PROBLEM
Look through the records below and collect all lines that hold the string "text".

Lines of data
──────────
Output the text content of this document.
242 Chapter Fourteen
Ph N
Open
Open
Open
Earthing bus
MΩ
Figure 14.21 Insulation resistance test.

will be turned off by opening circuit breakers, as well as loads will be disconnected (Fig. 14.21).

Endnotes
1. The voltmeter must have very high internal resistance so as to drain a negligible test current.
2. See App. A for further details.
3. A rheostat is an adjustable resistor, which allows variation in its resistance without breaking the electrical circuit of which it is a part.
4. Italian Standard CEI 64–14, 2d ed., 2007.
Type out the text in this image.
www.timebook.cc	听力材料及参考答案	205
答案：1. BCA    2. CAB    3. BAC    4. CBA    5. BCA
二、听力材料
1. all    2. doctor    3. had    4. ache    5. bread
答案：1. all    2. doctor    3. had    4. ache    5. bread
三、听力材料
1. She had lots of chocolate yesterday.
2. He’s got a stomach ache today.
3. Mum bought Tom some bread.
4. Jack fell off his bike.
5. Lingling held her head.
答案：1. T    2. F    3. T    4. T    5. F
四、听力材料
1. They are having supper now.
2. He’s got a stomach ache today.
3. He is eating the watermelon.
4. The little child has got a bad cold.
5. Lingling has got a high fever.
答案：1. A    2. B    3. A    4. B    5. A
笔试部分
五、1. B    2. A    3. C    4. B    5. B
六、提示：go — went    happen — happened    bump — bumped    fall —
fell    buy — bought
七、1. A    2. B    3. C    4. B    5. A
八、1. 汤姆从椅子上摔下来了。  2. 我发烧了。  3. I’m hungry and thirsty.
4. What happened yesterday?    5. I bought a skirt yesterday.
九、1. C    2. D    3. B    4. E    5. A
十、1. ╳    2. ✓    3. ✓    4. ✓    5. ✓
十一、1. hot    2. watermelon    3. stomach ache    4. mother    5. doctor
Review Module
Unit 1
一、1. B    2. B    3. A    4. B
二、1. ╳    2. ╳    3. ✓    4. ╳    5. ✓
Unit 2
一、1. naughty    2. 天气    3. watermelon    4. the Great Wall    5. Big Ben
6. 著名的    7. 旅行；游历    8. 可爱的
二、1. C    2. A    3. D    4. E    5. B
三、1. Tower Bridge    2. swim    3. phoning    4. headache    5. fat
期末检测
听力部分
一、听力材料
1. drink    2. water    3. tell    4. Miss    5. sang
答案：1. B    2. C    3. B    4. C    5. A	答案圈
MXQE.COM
──────────
FINAL ANSWER
Output the text content of this document.
Type out the text in this image.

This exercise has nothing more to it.